→ Set problem: Go through each line of the records below and count those with the word "BIAS"; give only the total.

((

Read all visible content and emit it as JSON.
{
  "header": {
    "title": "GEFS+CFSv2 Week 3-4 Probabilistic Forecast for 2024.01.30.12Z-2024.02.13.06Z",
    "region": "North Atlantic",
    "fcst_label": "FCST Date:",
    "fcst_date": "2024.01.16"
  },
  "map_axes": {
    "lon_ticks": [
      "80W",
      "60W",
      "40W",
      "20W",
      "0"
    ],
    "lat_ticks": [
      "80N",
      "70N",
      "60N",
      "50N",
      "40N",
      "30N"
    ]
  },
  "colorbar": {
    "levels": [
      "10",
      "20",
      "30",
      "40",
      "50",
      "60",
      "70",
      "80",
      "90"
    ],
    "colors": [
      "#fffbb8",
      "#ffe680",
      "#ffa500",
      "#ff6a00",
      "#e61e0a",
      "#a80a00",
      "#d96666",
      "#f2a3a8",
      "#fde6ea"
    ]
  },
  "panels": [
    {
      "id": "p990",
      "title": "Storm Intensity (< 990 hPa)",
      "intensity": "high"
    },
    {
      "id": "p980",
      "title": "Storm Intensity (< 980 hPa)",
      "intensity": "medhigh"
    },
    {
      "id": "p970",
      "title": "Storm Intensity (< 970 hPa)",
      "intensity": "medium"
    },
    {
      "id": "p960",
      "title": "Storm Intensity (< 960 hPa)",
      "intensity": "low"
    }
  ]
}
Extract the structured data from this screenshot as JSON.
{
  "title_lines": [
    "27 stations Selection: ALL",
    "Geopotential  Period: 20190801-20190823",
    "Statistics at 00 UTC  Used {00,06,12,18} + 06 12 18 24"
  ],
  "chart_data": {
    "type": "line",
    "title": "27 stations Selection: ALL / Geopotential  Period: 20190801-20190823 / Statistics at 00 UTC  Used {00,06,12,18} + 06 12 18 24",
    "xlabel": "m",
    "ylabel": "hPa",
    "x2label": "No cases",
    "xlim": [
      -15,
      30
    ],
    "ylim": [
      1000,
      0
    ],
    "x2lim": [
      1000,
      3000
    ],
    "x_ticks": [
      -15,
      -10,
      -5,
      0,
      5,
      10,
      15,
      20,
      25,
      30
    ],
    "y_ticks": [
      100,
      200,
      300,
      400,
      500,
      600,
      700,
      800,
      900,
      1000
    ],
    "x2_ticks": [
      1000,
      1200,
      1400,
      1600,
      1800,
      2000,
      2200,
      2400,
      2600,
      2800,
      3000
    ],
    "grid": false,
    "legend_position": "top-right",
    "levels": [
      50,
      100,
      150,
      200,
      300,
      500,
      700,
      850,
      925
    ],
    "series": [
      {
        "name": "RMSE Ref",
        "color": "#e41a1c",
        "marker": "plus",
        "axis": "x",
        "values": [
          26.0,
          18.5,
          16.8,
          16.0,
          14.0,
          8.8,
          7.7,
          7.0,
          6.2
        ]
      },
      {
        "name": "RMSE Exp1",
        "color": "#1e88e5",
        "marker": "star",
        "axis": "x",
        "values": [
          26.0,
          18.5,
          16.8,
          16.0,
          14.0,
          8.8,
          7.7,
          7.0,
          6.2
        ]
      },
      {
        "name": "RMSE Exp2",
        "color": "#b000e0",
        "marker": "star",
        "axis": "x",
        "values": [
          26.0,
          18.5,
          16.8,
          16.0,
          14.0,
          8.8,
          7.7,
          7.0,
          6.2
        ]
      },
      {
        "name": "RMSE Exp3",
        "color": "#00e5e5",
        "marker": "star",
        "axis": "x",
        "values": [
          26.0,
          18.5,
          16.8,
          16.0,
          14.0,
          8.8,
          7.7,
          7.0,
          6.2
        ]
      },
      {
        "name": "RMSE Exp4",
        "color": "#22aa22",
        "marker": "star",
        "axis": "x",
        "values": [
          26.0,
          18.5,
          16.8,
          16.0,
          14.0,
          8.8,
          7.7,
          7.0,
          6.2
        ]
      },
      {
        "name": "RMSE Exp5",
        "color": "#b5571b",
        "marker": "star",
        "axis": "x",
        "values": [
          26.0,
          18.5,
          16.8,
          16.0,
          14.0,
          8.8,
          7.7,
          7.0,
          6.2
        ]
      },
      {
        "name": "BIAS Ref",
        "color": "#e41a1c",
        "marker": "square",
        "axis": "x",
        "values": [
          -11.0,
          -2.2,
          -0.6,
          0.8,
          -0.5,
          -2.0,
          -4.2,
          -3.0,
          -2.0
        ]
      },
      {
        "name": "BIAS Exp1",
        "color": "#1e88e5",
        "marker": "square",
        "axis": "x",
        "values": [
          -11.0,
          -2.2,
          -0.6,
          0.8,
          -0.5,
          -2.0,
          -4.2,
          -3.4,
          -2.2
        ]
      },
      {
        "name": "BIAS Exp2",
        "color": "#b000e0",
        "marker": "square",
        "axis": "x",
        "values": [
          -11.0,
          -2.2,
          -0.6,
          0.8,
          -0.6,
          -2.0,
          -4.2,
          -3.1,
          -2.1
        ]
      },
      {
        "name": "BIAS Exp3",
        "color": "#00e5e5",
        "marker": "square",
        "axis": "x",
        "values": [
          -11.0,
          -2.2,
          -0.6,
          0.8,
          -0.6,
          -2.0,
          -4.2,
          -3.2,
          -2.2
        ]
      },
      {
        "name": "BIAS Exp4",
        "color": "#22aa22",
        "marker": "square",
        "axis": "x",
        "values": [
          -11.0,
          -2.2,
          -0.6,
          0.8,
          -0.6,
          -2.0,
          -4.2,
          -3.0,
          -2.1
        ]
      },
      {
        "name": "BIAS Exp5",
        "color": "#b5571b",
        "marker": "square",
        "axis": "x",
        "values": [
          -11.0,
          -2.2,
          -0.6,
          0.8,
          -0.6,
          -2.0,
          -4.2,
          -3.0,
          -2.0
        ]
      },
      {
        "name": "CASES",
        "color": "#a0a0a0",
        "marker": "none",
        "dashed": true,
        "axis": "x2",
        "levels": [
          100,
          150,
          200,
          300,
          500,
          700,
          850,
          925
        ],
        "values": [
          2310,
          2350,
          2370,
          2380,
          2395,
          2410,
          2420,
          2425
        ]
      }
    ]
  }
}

))

→ Completed task: 6